BEGIN

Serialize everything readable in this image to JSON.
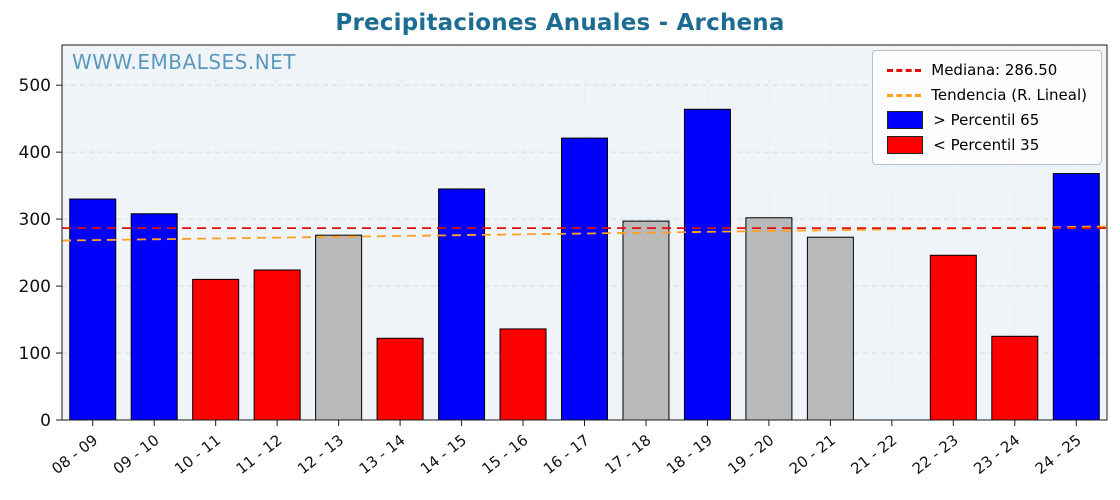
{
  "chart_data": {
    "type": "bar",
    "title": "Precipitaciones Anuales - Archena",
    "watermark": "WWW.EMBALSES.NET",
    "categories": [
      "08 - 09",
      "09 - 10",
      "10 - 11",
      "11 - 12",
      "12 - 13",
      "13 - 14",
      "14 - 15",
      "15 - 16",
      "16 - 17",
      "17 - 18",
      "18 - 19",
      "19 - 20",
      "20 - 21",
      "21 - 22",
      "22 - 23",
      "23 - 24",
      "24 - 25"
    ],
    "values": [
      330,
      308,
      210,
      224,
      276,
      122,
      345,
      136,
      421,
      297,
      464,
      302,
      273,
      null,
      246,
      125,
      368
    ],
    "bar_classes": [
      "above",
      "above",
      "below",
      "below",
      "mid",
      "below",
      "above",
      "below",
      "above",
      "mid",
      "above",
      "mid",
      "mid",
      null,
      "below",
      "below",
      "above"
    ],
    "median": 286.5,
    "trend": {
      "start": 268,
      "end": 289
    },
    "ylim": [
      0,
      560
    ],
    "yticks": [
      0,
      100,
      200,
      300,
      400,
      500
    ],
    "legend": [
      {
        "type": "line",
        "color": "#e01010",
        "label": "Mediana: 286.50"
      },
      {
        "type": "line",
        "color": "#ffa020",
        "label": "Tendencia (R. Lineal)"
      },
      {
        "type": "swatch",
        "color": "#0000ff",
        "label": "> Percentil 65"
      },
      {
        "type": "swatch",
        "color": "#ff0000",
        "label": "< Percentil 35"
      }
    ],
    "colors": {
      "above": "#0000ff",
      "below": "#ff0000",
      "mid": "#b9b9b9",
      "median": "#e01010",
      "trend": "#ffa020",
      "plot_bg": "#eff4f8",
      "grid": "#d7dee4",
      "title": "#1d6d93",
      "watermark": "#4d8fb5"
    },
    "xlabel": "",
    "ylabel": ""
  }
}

END
BEGIN

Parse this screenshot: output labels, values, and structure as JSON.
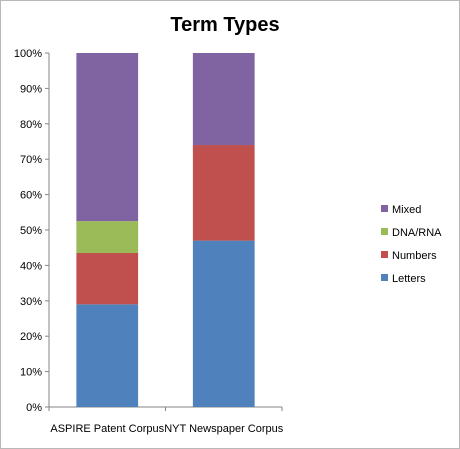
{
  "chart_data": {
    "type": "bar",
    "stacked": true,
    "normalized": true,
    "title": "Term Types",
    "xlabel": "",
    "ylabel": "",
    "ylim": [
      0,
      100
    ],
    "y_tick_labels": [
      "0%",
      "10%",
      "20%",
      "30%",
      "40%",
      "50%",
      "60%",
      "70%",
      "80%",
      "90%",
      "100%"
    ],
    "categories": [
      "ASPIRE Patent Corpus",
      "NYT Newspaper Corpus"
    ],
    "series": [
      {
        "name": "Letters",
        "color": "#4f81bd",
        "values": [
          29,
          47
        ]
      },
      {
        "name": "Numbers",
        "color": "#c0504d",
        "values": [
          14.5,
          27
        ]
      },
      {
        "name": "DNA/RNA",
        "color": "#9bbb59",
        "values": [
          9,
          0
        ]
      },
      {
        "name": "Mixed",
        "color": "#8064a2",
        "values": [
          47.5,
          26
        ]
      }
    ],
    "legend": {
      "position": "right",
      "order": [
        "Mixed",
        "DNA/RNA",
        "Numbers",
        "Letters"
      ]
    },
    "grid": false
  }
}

END

EXERCISE DETAILS:
Identify and list each line with the word "this".

WRITTEN RESPONSE:
Serialize everything readable in this image to JSON.
Parse this screenshot: output labels, values, and structure as JSON.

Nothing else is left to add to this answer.